┏━━
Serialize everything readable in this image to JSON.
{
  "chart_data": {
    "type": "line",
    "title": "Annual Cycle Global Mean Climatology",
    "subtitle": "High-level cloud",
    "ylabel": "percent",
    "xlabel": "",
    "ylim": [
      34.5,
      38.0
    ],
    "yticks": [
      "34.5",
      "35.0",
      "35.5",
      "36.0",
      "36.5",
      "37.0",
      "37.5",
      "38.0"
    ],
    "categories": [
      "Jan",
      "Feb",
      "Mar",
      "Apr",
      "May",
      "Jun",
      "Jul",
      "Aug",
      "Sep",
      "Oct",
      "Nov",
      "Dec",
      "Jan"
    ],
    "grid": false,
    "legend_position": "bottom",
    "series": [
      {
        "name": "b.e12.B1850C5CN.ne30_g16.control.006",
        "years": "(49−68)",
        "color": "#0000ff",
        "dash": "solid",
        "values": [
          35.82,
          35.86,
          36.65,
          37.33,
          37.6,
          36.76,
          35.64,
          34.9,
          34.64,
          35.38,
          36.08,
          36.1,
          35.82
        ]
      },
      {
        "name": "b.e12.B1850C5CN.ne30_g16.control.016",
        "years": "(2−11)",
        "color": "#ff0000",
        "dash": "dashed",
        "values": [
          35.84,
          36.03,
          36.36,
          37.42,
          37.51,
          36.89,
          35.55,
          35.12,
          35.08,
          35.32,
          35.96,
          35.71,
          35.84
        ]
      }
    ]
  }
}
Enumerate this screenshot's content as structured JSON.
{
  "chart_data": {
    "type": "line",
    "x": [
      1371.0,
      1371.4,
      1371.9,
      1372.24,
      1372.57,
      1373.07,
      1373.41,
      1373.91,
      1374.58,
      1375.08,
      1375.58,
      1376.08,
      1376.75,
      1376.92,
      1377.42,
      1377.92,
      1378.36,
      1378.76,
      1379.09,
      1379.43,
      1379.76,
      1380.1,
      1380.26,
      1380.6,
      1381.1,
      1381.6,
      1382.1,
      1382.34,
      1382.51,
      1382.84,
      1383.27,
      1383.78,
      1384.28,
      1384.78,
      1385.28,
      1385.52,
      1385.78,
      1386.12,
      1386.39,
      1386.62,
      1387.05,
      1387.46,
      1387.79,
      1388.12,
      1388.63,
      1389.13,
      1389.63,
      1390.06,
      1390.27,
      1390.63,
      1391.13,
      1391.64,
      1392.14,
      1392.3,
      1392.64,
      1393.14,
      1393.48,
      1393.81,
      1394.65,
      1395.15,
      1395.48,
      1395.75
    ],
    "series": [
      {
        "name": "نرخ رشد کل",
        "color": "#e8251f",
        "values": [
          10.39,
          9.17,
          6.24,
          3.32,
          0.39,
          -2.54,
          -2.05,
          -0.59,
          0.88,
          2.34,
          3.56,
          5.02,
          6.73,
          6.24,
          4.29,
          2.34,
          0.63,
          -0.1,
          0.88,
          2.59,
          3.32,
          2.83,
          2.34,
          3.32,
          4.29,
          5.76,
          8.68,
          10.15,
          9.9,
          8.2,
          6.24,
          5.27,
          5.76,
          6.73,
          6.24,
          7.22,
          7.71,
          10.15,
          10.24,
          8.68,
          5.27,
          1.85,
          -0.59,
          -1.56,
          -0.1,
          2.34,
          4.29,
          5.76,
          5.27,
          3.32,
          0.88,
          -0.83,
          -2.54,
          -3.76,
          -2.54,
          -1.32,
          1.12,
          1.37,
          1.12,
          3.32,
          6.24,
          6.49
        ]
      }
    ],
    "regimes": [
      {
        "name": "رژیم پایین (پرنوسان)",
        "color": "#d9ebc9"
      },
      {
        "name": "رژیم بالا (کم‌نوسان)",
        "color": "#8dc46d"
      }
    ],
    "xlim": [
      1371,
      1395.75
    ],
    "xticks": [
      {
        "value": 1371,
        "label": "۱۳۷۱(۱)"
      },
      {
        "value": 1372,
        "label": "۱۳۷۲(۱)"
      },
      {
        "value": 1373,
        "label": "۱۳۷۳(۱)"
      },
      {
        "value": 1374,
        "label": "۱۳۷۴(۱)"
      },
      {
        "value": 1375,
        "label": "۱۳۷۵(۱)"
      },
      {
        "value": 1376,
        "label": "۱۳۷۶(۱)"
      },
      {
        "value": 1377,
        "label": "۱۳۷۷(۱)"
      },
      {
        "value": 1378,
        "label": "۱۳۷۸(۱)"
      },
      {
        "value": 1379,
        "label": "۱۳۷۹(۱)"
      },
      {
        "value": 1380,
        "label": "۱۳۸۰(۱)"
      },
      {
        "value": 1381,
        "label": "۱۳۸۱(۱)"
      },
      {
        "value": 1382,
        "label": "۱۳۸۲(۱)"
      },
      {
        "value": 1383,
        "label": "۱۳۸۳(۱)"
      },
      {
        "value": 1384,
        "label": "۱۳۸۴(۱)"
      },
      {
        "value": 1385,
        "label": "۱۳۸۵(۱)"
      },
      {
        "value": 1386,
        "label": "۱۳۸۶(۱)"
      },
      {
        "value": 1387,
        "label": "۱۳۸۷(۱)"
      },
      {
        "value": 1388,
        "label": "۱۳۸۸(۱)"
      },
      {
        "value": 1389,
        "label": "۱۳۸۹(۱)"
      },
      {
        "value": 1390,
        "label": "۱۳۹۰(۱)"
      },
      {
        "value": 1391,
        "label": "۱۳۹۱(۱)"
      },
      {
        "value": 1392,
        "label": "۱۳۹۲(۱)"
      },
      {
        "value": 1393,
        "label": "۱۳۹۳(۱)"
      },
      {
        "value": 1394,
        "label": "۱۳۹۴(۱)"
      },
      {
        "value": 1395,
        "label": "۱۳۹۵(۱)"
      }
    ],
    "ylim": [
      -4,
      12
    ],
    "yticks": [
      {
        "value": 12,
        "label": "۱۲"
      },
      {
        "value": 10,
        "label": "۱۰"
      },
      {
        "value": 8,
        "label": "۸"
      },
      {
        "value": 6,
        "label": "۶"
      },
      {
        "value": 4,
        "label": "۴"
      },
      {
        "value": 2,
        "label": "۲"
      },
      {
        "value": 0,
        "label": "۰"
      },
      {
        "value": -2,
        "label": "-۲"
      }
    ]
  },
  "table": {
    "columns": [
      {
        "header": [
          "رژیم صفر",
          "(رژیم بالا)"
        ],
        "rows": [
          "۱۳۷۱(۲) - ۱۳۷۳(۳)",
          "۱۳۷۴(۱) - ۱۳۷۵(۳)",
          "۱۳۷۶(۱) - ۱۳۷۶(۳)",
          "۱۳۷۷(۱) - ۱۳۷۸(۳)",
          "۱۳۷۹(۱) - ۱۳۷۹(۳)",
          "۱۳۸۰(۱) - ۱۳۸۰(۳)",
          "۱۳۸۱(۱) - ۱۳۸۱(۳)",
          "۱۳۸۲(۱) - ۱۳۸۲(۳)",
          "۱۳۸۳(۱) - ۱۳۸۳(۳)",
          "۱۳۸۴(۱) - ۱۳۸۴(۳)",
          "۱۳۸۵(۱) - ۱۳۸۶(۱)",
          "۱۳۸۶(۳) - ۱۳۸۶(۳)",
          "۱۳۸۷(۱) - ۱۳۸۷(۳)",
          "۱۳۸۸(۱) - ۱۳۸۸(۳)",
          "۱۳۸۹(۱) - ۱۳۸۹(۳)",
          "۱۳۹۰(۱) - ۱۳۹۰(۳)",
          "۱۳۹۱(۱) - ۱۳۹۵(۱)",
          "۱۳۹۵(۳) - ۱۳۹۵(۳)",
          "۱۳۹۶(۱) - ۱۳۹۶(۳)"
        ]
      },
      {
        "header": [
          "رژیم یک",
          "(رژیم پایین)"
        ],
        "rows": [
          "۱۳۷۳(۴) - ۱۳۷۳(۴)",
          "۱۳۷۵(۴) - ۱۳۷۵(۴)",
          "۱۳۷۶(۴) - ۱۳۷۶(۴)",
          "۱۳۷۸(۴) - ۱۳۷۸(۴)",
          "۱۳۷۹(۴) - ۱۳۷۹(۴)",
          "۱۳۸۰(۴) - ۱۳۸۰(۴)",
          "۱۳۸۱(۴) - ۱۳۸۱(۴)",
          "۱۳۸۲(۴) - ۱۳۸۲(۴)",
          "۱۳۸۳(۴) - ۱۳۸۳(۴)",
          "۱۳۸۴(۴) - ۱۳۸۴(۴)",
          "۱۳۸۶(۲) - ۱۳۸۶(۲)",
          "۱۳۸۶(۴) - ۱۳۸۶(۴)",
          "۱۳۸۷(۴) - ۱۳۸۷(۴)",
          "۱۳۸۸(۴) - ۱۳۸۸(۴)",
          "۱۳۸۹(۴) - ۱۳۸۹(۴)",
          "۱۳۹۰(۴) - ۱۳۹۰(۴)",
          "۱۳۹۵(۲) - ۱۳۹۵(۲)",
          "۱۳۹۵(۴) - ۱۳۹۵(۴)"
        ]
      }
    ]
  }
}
┗━━
Problem details:
State only the number of lines in these entries that contain "name".

Task output:
5